TASK STATEMENT: Check each line of the data below for the string "JSON", then state how many have it and nothing else.

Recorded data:
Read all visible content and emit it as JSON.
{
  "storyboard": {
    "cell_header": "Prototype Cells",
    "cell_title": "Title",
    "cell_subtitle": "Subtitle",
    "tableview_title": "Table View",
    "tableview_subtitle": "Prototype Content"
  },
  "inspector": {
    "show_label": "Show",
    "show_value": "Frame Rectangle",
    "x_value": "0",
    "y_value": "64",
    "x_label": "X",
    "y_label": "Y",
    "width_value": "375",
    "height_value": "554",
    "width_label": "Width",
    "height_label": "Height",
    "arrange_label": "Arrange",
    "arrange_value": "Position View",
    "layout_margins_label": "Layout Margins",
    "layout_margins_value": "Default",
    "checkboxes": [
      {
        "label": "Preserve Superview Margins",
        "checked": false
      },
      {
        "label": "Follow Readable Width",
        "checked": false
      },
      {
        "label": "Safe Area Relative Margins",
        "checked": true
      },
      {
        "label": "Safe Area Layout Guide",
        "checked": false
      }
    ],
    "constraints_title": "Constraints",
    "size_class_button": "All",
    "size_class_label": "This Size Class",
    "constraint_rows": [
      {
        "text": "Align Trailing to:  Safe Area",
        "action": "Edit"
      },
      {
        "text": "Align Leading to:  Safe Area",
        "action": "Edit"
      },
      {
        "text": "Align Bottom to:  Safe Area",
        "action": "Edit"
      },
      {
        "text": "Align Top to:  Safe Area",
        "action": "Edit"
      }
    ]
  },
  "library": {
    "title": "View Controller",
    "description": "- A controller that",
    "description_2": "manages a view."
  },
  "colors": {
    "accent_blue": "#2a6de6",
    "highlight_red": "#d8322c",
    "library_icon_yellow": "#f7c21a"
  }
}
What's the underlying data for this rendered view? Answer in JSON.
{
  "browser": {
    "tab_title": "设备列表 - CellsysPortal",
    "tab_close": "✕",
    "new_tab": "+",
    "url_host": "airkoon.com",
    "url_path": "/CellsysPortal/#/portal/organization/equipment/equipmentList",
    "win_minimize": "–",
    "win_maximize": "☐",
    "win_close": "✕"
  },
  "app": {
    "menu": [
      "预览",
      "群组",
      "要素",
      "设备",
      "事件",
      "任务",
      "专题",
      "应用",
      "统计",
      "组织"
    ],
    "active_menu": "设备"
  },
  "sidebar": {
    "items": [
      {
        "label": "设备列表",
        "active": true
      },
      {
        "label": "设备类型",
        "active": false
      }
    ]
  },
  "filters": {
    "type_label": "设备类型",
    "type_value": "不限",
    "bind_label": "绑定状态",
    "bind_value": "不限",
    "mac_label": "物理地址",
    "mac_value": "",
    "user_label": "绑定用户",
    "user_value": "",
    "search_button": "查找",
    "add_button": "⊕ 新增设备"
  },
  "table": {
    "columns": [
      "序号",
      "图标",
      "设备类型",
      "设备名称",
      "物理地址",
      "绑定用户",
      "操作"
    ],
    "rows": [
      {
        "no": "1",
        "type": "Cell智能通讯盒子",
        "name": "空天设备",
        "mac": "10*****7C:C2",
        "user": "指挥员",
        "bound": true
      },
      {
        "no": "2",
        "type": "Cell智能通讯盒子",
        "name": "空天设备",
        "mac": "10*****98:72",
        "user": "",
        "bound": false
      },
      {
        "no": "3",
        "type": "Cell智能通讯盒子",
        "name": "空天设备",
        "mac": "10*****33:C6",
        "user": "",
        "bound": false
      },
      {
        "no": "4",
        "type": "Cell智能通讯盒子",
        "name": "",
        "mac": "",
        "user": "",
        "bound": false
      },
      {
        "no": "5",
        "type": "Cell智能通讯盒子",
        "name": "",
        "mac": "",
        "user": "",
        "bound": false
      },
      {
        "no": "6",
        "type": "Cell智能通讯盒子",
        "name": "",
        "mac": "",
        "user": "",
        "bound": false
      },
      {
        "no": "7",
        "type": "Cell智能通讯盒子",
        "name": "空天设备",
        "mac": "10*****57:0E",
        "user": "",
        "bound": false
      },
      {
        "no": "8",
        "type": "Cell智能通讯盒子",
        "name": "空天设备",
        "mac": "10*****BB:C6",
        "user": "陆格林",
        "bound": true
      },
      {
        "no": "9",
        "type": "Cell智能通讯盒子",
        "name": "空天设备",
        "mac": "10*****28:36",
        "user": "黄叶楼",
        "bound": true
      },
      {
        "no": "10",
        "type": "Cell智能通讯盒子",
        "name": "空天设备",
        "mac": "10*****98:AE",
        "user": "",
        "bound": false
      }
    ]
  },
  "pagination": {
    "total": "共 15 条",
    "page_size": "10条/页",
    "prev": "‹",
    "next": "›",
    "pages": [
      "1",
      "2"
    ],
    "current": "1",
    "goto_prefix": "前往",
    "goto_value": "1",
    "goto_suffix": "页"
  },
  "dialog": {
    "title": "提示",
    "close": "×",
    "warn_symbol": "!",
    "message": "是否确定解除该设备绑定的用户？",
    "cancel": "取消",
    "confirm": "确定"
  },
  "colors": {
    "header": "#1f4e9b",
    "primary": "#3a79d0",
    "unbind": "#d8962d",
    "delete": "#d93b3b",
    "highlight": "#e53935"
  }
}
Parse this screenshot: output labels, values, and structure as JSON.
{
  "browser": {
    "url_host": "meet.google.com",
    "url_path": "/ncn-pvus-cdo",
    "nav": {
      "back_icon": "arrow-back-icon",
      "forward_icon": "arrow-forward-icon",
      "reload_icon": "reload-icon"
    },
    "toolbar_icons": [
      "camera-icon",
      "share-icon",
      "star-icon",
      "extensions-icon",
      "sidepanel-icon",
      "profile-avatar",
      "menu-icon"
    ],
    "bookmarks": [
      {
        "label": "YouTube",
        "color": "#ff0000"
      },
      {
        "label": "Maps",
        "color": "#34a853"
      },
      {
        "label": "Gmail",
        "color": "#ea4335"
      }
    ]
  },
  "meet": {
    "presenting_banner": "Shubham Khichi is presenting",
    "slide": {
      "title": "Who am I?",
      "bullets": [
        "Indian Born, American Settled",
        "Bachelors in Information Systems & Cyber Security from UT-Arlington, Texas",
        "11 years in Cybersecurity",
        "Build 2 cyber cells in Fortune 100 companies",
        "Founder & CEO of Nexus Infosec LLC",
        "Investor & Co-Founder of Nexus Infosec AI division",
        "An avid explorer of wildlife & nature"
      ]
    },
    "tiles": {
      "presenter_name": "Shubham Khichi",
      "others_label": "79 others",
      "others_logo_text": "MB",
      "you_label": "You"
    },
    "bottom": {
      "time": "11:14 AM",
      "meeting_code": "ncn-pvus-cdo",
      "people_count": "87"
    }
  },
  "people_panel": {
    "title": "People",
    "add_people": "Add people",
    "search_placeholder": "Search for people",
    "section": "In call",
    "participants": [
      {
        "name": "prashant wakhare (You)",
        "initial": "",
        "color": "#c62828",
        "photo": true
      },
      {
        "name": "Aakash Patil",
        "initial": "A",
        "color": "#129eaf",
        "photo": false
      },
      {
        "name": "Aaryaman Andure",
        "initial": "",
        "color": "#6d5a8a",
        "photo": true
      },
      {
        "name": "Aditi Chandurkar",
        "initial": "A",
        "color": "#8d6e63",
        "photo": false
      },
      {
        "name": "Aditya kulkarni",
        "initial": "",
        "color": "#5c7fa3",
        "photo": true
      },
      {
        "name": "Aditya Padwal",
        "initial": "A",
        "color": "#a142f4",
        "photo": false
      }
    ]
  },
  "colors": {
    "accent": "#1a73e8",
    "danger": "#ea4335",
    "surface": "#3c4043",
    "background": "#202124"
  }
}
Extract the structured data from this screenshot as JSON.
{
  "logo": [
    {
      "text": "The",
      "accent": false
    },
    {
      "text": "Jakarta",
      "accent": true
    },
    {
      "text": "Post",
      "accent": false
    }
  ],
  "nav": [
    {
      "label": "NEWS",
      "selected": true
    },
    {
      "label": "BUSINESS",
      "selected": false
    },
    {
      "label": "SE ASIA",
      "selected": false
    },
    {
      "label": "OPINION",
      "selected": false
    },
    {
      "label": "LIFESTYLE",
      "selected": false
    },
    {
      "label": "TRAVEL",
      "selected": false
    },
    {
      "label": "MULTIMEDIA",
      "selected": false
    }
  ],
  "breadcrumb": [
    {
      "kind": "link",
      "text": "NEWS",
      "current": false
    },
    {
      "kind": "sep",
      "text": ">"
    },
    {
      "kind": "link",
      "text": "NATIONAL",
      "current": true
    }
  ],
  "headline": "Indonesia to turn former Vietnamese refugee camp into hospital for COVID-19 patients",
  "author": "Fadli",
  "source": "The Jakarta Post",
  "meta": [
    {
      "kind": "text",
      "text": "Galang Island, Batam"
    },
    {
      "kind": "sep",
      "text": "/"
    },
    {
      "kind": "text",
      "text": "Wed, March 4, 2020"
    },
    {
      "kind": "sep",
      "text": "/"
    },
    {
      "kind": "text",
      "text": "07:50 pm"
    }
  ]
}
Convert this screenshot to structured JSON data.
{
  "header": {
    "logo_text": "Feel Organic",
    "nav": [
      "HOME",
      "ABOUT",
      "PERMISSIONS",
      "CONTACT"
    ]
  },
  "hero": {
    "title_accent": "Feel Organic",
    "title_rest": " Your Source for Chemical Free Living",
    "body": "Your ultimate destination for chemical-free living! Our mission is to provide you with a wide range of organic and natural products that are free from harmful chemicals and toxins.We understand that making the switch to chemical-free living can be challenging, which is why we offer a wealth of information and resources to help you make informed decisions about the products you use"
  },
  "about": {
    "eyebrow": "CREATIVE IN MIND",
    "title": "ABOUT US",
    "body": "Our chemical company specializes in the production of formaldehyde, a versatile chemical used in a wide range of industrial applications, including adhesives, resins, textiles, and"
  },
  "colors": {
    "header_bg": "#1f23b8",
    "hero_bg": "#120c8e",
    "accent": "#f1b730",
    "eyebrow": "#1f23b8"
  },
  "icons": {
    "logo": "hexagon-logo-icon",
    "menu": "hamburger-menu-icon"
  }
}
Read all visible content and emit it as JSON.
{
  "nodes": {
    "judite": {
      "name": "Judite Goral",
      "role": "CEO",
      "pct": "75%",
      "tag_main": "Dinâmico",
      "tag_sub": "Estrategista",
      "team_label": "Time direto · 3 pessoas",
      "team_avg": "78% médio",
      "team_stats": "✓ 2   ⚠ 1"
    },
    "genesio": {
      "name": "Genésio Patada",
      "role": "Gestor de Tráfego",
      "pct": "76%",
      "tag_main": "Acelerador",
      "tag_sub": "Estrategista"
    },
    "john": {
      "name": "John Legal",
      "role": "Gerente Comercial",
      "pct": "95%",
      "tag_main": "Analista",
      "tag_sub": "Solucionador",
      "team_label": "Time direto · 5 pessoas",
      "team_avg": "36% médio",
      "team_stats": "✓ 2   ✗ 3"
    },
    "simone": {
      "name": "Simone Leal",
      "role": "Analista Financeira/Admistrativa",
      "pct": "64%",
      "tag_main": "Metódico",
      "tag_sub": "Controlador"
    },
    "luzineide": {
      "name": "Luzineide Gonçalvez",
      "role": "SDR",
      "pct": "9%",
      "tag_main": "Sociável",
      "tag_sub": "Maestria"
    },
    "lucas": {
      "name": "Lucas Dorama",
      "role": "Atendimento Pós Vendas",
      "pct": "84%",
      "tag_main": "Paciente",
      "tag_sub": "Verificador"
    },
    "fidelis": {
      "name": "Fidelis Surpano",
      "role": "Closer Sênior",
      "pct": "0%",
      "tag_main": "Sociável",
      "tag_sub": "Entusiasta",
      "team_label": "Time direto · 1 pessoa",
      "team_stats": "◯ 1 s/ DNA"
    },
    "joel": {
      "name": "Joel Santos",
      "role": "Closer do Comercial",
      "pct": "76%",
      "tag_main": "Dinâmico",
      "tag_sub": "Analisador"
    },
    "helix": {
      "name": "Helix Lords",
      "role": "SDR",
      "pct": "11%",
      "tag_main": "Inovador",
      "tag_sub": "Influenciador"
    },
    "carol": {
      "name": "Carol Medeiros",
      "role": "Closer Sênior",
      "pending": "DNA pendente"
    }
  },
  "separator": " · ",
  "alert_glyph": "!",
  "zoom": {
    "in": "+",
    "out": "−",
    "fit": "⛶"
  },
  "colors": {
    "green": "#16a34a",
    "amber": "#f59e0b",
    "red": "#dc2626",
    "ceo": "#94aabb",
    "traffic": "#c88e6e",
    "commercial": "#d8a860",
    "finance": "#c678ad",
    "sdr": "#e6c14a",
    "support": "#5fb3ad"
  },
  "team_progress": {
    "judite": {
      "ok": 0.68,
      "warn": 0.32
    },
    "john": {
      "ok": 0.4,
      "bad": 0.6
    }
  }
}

ANSWER SPACE: 6